- **What is required**
From the listing below, copy every line with the word "在天晴了的时候".

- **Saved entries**
+--
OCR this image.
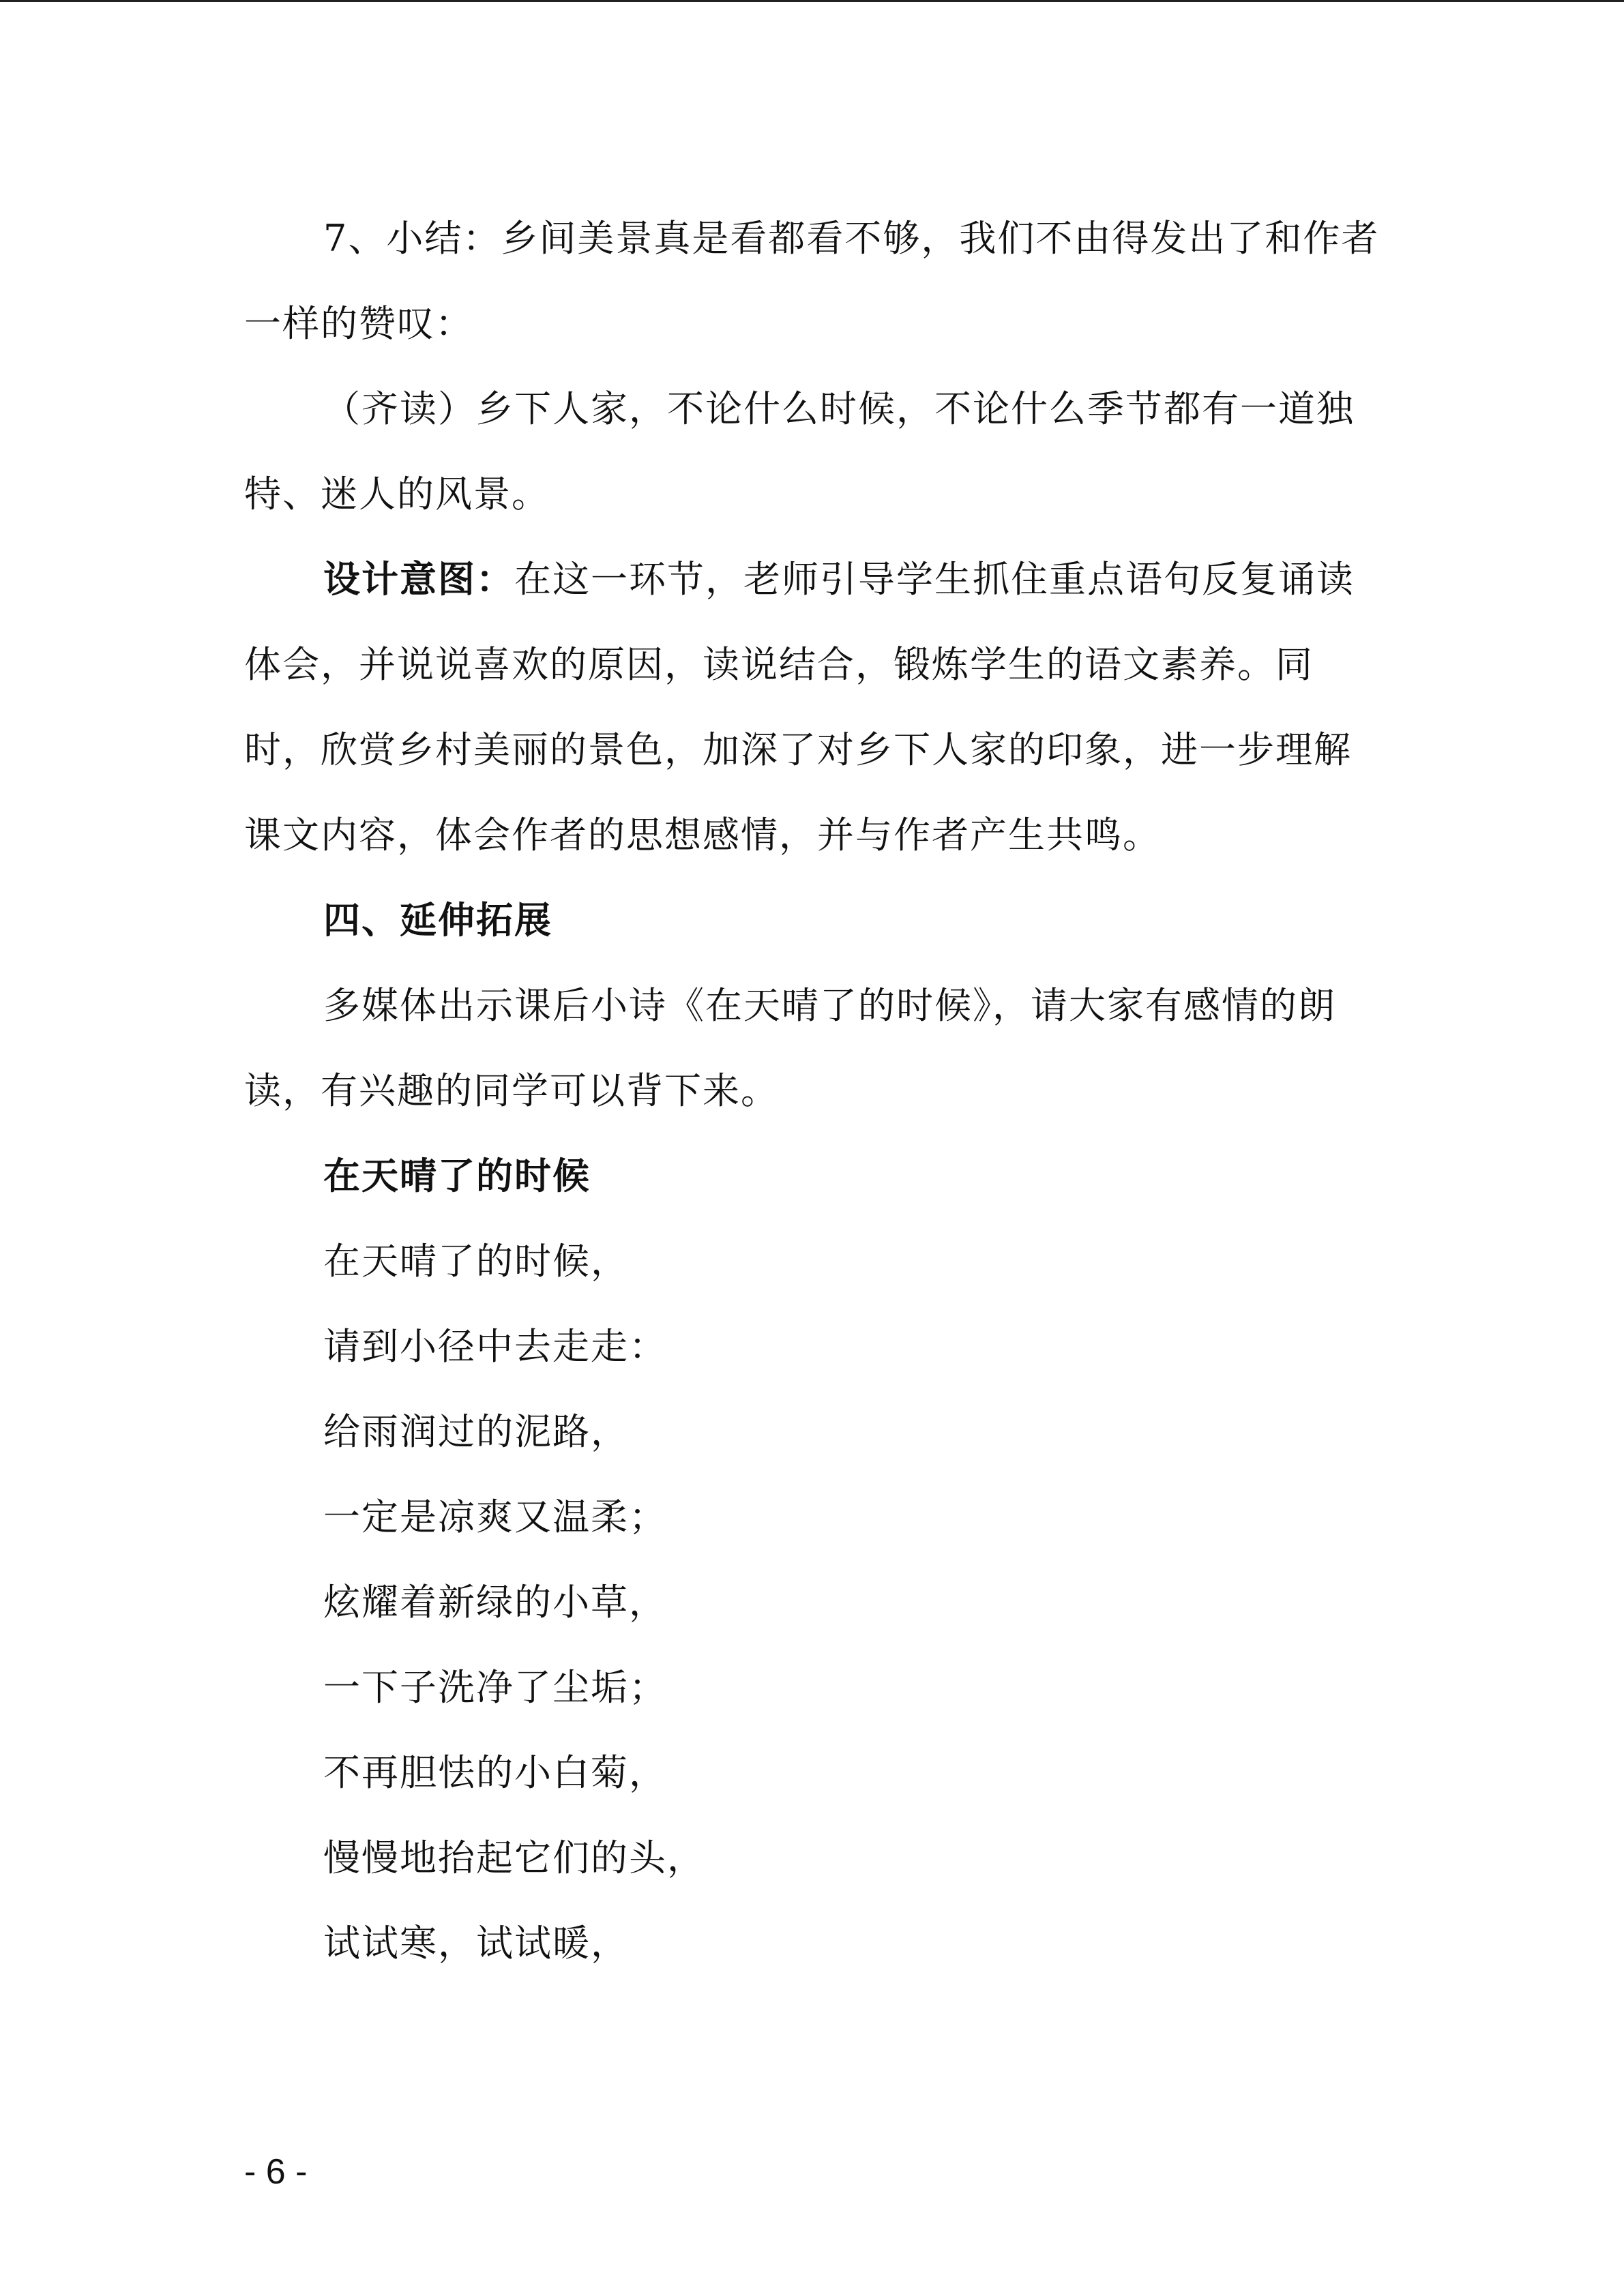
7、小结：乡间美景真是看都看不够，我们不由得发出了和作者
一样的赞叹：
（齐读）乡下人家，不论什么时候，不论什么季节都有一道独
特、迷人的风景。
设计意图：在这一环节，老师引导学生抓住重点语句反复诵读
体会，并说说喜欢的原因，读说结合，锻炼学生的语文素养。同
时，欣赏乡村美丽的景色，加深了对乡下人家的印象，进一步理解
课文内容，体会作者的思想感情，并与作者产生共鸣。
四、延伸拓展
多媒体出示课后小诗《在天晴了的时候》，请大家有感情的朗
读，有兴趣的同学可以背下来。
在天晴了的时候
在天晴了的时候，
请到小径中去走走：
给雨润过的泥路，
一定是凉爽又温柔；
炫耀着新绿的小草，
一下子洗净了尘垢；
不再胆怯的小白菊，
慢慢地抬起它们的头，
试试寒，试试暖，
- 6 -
+--
- **Answer to this task**
多媒体出示课后小诗《在天晴了的时候》，请大家有感情的朗
在天晴了的时候
在天晴了的时候，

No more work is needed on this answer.